TASK PROMPT
Copy out each line containing "Радуга" from the entries below.

━━ DATA PROVIDED

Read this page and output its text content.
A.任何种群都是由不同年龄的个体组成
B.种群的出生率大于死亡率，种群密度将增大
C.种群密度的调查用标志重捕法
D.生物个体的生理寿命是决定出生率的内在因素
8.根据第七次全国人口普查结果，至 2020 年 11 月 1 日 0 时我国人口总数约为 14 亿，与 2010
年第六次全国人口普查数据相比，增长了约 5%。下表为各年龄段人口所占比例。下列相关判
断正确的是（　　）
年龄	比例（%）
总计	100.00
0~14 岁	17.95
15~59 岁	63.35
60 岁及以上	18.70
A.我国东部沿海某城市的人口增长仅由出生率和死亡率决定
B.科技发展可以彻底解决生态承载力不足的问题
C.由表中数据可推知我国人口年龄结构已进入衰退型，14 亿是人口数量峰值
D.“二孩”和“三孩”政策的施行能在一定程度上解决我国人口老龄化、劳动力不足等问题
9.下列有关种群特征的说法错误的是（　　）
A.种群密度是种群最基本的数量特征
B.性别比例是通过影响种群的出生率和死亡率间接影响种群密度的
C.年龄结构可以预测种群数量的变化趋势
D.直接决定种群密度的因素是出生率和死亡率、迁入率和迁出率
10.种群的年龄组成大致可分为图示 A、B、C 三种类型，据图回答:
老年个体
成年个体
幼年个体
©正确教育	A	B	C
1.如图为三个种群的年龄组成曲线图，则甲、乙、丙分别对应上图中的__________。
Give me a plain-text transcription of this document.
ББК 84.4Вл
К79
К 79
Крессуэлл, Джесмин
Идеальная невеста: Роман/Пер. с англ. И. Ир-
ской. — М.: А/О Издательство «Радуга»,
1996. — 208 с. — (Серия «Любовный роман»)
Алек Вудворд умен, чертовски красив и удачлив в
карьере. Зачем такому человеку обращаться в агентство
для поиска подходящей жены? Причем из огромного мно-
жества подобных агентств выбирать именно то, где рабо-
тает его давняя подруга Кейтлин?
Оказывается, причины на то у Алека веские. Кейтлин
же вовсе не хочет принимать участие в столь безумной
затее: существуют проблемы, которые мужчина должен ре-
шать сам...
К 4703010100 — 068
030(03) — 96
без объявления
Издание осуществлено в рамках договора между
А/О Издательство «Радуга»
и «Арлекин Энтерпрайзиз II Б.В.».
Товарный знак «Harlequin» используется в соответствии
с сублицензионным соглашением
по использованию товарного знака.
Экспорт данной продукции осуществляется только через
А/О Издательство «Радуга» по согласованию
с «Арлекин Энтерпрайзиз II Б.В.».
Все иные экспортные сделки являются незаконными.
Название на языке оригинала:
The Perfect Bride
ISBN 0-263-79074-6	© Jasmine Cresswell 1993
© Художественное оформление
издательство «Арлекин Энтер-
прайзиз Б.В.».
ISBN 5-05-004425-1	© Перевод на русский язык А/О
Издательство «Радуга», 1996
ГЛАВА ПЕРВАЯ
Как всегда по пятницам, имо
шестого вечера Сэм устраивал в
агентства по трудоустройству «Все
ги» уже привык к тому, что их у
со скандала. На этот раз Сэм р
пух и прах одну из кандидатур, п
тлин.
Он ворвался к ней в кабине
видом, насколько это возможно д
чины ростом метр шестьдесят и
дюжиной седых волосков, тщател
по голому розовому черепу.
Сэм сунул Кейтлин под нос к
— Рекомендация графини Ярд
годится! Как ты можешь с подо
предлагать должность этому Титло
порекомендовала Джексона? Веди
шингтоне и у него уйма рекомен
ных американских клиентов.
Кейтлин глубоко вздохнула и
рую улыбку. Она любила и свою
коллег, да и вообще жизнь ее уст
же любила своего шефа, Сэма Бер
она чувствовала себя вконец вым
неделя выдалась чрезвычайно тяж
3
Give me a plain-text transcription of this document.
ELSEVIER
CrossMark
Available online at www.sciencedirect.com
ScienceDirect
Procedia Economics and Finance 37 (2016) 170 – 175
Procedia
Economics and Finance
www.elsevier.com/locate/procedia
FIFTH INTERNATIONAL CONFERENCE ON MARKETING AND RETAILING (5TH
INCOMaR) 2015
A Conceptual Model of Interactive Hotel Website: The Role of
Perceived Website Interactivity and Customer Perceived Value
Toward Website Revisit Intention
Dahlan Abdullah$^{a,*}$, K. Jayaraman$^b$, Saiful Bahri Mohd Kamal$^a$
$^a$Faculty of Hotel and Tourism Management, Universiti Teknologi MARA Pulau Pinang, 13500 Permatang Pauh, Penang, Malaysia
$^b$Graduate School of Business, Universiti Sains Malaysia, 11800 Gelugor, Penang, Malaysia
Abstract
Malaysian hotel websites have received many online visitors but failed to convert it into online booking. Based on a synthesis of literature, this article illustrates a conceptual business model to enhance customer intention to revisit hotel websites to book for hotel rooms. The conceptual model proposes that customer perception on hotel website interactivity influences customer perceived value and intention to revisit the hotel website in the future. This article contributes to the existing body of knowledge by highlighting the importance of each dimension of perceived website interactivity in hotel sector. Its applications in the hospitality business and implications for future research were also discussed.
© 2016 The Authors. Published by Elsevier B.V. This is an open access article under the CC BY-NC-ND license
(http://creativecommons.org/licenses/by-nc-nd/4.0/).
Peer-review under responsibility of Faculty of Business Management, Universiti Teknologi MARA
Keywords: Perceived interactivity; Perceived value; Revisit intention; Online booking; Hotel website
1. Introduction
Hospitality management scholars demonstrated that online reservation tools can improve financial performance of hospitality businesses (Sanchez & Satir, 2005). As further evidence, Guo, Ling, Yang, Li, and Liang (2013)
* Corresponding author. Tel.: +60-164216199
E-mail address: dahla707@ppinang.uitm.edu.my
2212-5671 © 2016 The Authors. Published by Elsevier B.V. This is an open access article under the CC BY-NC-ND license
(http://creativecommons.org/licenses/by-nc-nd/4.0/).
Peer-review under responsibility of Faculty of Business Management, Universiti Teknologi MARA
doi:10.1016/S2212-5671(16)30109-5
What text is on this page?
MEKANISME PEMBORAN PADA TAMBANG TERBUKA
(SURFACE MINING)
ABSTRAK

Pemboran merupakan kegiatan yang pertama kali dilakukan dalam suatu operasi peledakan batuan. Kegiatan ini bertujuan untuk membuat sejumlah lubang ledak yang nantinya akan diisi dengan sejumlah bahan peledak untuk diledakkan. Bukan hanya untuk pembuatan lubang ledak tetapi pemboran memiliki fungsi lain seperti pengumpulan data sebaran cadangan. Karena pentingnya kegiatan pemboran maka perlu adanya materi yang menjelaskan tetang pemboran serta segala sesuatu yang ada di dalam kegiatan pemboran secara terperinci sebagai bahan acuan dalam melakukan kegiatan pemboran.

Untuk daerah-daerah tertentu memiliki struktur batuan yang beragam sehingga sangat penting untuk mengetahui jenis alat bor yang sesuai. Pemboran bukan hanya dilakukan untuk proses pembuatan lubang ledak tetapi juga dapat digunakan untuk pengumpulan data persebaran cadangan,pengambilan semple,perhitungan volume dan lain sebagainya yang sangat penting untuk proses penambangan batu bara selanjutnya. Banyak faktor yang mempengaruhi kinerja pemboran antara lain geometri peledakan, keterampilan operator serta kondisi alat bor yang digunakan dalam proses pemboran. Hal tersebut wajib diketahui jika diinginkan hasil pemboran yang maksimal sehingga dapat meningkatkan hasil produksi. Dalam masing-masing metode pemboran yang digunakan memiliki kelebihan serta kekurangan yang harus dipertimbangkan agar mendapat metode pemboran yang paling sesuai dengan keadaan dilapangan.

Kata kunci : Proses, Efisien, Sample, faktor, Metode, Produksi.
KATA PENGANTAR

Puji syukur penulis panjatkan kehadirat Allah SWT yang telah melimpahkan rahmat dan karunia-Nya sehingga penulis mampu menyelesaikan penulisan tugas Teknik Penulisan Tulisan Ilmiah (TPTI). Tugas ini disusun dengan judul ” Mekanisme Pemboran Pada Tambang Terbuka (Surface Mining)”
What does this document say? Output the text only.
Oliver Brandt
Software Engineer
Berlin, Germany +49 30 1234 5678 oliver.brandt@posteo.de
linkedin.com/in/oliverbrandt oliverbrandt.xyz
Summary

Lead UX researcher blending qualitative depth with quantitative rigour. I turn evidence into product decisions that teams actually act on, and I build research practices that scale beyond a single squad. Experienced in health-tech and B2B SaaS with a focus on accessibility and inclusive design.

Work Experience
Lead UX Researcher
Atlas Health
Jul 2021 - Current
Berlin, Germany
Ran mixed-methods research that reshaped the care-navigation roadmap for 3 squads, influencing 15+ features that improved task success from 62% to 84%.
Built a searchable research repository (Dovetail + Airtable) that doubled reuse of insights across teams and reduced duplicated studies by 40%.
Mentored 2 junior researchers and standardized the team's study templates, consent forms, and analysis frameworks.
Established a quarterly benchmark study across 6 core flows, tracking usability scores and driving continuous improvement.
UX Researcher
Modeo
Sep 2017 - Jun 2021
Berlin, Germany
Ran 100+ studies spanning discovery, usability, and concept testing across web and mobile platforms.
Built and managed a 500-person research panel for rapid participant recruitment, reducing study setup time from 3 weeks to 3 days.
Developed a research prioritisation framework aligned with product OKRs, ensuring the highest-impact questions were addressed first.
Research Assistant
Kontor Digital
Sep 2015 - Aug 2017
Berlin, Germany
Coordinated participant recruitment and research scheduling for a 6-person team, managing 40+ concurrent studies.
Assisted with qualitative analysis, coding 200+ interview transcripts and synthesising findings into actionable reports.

━━━━

EXPECTED ANSWER
ской. — М.: А/О Издательство «Радуга»,
А/О Издательство «Радуга»
А/О Издательство «Радуга» по согласованию
Издательство «Радуга», 1996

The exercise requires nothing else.